* What you should do
You are to retype all of the data exactly as it appears.

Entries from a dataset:
_ _ _ _ _ _ _

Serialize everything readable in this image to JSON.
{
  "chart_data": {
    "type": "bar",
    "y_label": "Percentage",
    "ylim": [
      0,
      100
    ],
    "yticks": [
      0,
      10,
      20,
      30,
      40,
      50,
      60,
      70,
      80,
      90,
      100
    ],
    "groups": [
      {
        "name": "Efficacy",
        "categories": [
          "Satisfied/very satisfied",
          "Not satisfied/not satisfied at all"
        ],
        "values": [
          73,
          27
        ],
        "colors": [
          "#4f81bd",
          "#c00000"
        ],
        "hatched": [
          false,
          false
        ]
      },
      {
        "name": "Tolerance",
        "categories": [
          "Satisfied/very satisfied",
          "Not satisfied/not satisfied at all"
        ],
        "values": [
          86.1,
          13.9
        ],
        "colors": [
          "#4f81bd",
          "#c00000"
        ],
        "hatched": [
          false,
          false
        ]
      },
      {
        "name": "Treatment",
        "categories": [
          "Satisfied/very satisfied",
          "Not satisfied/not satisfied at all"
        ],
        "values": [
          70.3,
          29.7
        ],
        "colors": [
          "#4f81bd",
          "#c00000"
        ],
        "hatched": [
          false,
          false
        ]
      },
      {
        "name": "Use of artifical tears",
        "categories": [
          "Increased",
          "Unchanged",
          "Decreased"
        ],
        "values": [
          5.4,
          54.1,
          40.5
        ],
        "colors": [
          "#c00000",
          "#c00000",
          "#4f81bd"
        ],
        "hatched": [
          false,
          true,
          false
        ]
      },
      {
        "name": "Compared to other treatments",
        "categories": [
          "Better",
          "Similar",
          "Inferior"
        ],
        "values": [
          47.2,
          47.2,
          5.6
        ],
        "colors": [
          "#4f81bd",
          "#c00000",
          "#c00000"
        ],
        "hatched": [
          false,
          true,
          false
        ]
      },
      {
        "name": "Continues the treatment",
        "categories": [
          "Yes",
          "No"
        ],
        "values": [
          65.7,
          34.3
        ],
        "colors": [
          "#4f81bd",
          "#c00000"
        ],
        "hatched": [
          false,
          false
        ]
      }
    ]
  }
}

_ _ _ _ _ _ _

* Response to this task
Serialize everything readable in this image to JSON.
{
  "chart_data": {
    "type": "bar",
    "y_label": "Percentage",
    "ylim": [
      0,
      100
    ],
    "yticks": [
      0,
      10,
      20,
      30,
      40,
      50,
      60,
      70,
      80,
      90,
      100
    ],
    "groups": [
      {
        "name": "Efficacy",
        "categories": [
          "Satisfied/very satisfied",
          "Not satisfied/not satisfied at all"
        ],
        "values": [
          73,
          27
        ],
        "colors": [
          "#4f81bd",
          "#c00000"
        ],
        "hatched": [
          false,
          false
        ]
      },
      {
        "name": "Tolerance",
        "categories": [
          "Satisfied/very satisfied",
          "Not satisfied/not satisfied at all"
        ],
        "values": [
          86.1,
          13.9
        ],
        "colors": [
          "#4f81bd",
          "#c00000"
        ],
        "hatched": [
          false,
          false
        ]
      },
      {
        "name": "Treatment",
        "categories": [
          "Satisfied/very satisfied",
          "Not satisfied/not satisfied at all"
        ],
        "values": [
          70.3,
          29.7
        ],
        "colors": [
          "#4f81bd",
          "#c00000"
        ],
        "hatched": [
          false,
          false
        ]
      },
      {
        "name": "Use of artifical tears",
        "categories": [
          "Increased",
          "Unchanged",
          "Decreased"
        ],
        "values": [
          5.4,
          54.1,
          40.5
        ],
        "colors": [
          "#c00000",
          "#c00000",
          "#4f81bd"
        ],
        "hatched": [
          false,
          true,
          false
        ]
      },
      {
        "name": "Compared to other treatments",
        "categories": [
          "Better",
          "Similar",
          "Inferior"
        ],
        "values": [
          47.2,
          47.2,
          5.6
        ],
        "colors": [
          "#4f81bd",
          "#c00000",
          "#c00000"
        ],
        "hatched": [
          false,
          true,
          false
        ]
      },
      {
        "name": "Continues the treatment",
        "categories": [
          "Yes",
          "No"
        ],
        "values": [
          65.7,
          34.3
        ],
        "colors": [
          "#4f81bd",
          "#c00000"
        ],
        "hatched": [
          false,
          false
        ]
      }
    ]
  }
}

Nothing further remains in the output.